- _WHAT YOU NEED TO DO_
Here are some records; copy every line that holds the word "document".

## begin INPUT FOR THIS TASK

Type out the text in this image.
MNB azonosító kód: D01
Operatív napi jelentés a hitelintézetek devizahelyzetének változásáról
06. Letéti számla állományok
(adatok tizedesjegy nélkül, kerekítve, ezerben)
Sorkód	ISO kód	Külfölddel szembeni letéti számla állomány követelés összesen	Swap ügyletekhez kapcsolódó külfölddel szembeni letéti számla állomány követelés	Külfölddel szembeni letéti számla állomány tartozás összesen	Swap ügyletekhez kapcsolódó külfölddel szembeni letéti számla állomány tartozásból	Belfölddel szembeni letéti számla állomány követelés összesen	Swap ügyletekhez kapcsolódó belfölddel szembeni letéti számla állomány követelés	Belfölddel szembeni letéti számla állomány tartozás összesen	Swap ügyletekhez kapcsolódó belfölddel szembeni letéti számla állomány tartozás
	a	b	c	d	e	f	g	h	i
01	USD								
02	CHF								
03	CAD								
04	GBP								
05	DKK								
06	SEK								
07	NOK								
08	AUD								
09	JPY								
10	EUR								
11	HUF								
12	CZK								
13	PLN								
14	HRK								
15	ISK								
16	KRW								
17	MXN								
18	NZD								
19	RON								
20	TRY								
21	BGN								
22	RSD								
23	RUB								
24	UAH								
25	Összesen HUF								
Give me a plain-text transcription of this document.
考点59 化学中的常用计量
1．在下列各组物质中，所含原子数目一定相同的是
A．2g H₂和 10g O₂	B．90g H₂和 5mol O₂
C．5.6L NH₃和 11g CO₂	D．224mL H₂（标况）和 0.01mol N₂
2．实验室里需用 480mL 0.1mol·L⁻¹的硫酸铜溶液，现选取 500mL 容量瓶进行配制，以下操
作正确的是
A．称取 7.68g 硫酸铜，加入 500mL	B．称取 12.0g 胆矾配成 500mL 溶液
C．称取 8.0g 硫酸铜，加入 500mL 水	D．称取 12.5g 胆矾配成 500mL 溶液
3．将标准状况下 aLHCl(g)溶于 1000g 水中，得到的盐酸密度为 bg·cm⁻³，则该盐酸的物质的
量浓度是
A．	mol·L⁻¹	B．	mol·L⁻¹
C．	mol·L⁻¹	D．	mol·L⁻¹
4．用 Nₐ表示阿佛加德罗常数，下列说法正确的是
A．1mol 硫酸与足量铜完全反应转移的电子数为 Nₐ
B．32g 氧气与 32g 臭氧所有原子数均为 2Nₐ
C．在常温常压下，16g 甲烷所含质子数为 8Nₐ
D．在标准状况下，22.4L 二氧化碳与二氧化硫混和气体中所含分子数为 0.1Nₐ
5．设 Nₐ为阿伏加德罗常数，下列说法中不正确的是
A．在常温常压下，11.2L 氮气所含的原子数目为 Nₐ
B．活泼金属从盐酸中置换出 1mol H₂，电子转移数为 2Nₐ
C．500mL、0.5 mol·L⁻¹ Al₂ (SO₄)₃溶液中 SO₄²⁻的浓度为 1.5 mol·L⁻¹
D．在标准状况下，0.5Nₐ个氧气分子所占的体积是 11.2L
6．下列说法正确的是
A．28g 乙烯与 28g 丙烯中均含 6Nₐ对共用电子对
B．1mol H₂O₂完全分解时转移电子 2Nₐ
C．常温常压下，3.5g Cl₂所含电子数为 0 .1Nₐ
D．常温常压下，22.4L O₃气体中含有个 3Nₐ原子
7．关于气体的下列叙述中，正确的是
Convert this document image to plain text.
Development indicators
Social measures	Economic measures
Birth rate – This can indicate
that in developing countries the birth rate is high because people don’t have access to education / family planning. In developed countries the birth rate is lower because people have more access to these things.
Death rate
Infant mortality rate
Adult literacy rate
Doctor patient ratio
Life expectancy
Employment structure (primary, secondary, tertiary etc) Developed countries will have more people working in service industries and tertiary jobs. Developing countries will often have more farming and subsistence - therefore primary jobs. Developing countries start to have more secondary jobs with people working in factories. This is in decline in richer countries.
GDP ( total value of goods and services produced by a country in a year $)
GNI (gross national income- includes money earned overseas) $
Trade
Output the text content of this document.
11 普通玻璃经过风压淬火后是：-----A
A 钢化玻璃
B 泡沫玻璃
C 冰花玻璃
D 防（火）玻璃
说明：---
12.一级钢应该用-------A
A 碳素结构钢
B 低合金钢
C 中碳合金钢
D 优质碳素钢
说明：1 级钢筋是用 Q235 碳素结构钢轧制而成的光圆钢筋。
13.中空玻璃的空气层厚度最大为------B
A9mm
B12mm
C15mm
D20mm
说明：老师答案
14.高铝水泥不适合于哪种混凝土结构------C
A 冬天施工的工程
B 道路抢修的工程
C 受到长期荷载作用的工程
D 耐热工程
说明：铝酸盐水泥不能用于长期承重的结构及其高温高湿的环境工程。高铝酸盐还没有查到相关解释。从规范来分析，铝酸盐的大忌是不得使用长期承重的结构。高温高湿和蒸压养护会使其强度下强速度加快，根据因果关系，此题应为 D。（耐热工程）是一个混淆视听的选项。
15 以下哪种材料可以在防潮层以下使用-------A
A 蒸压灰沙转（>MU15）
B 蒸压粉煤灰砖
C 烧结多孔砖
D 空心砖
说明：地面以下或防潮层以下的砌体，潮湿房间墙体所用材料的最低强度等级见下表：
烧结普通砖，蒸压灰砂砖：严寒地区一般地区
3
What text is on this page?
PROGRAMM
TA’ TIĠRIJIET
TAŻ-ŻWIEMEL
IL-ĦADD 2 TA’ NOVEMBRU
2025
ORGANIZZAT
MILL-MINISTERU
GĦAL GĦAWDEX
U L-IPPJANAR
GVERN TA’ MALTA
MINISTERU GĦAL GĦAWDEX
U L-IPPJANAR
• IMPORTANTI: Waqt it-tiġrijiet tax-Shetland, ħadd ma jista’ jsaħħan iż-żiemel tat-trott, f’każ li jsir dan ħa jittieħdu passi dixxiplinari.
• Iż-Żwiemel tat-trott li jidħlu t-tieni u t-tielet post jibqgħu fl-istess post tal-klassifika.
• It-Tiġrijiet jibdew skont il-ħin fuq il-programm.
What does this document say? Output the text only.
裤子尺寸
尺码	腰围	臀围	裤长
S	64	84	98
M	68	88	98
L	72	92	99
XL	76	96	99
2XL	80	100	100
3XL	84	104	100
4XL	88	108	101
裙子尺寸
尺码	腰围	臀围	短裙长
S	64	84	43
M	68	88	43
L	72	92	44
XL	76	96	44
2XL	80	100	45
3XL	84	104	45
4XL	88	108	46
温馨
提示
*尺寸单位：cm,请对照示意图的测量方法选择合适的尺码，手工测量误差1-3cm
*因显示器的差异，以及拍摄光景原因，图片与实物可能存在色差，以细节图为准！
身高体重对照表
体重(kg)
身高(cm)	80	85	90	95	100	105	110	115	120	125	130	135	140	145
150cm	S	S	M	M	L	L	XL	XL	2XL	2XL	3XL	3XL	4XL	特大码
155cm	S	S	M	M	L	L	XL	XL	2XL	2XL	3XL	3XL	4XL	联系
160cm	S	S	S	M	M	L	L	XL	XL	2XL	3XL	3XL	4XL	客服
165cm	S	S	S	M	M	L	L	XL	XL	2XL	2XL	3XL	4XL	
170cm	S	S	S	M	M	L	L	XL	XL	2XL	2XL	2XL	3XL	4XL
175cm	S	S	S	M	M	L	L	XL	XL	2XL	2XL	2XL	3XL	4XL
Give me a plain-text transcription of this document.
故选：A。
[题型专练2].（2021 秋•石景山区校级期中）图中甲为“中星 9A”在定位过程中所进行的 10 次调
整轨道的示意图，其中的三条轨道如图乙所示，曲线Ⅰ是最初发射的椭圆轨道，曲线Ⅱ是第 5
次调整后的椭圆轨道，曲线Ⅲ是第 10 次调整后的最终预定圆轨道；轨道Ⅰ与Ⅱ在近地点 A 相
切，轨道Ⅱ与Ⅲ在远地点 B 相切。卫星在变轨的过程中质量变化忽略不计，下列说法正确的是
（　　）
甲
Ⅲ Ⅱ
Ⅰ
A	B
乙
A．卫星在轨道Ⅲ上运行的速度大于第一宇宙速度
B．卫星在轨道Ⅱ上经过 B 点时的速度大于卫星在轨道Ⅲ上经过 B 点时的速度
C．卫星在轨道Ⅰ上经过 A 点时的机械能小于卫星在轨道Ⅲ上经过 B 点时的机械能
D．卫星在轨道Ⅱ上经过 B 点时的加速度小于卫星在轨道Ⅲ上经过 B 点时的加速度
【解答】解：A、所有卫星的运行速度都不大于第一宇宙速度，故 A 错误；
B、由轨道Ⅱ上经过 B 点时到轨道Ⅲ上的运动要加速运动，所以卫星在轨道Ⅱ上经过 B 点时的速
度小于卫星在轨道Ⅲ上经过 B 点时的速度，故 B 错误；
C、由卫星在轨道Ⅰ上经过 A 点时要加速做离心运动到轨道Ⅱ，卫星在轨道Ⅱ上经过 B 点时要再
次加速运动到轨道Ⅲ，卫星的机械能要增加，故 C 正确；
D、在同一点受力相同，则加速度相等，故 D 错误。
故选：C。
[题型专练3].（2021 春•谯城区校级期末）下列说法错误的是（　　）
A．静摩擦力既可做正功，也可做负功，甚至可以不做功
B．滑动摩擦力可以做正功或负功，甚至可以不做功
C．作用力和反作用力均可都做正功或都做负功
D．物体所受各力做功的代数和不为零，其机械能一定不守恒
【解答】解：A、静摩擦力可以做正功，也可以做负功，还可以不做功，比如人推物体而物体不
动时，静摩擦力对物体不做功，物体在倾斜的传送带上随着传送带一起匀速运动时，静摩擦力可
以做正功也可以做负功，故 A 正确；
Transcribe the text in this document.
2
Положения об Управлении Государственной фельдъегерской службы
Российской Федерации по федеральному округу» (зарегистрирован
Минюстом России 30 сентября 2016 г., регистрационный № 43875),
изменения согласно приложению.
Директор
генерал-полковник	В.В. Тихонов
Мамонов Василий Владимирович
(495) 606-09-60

## end INPUT FOR THIS TASK

- _OUTPUT BELOW_
Give me a plain-text transcription of this document.
Convert this document image to plain text.
Output the text content of this document.
What does this document say? Output the text only.
Give me a plain-text transcription of this document.
Transcribe the text in this document.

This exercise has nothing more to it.